What is required.
Spot each line that carries the word "Schweizerischer"; copy those lines.

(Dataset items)
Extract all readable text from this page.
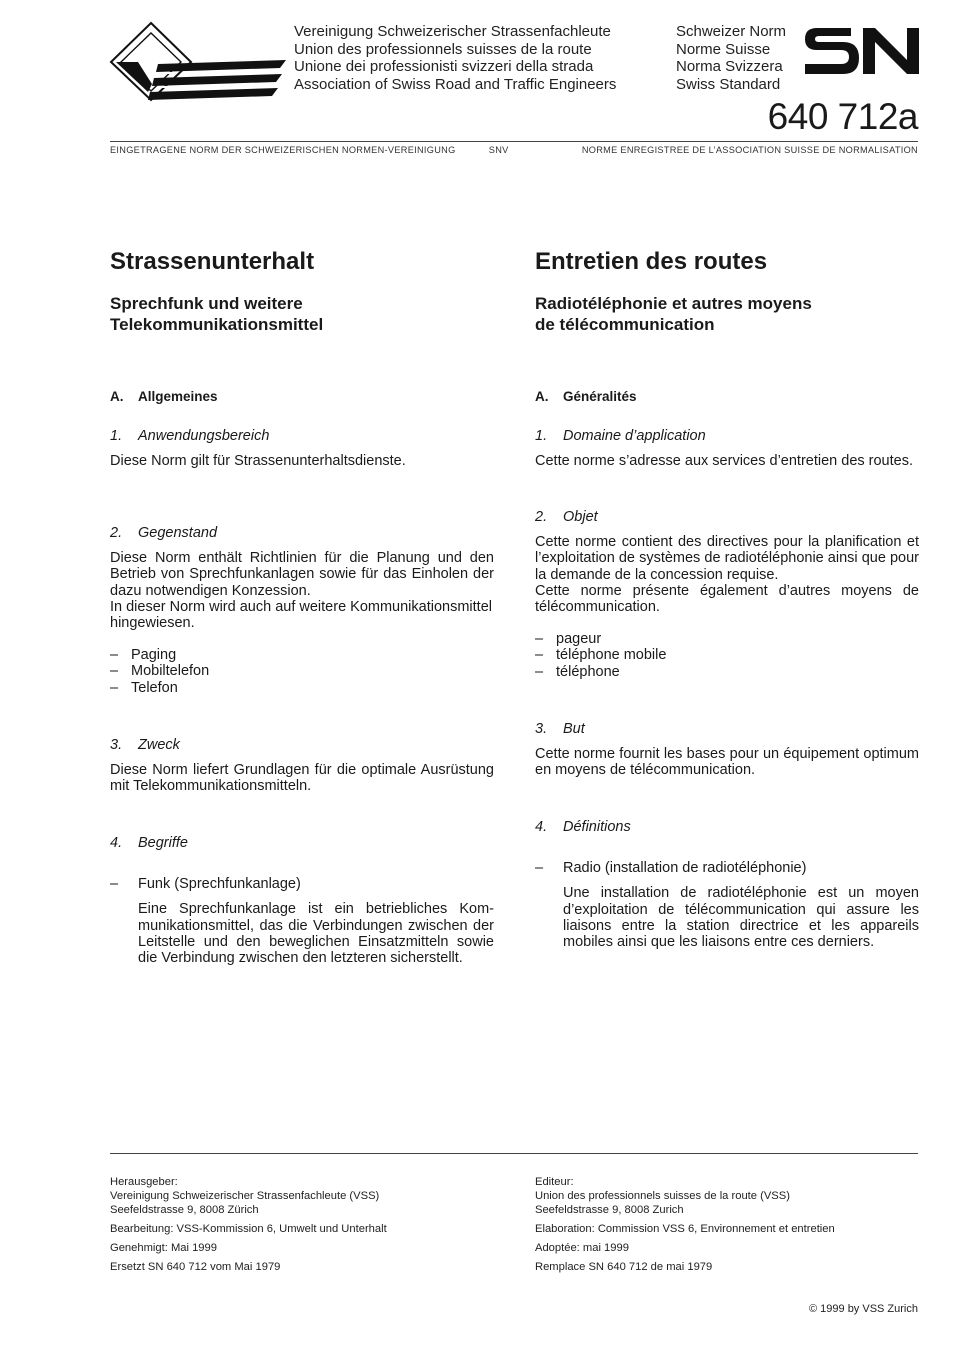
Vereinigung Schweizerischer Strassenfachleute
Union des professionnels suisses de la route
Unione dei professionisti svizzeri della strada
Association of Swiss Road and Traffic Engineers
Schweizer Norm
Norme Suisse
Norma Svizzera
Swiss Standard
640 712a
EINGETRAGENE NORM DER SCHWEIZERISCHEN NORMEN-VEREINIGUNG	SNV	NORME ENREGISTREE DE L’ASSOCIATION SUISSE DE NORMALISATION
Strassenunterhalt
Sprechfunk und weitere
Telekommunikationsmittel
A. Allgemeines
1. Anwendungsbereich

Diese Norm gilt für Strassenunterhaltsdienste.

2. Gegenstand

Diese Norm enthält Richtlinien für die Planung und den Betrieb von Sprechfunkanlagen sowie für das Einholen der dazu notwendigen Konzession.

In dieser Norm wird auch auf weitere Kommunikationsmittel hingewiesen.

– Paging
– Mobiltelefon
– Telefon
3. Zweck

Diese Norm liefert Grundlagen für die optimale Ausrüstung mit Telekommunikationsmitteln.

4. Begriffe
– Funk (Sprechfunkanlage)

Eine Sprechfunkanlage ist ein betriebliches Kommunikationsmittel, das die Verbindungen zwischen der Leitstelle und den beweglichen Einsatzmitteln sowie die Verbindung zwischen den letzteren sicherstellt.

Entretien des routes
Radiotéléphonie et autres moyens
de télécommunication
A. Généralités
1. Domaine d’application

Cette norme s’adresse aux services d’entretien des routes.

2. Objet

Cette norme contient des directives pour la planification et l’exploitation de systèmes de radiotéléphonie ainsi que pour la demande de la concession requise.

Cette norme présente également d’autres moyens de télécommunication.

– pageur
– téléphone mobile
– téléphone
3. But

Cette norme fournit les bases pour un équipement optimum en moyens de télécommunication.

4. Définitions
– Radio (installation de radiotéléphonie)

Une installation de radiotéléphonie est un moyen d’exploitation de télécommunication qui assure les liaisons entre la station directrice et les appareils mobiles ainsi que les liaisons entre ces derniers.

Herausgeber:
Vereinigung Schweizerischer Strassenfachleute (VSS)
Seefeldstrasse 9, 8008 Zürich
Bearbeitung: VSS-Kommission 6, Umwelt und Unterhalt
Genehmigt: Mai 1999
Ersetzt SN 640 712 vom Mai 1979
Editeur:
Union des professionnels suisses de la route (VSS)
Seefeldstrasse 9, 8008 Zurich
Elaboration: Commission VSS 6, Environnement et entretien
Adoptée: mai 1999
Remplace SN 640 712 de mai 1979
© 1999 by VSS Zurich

Solution to the problem.
Vereinigung Schweizerischer Strassenfachleute
Vereinigung Schweizerischer Strassenfachleute (VSS)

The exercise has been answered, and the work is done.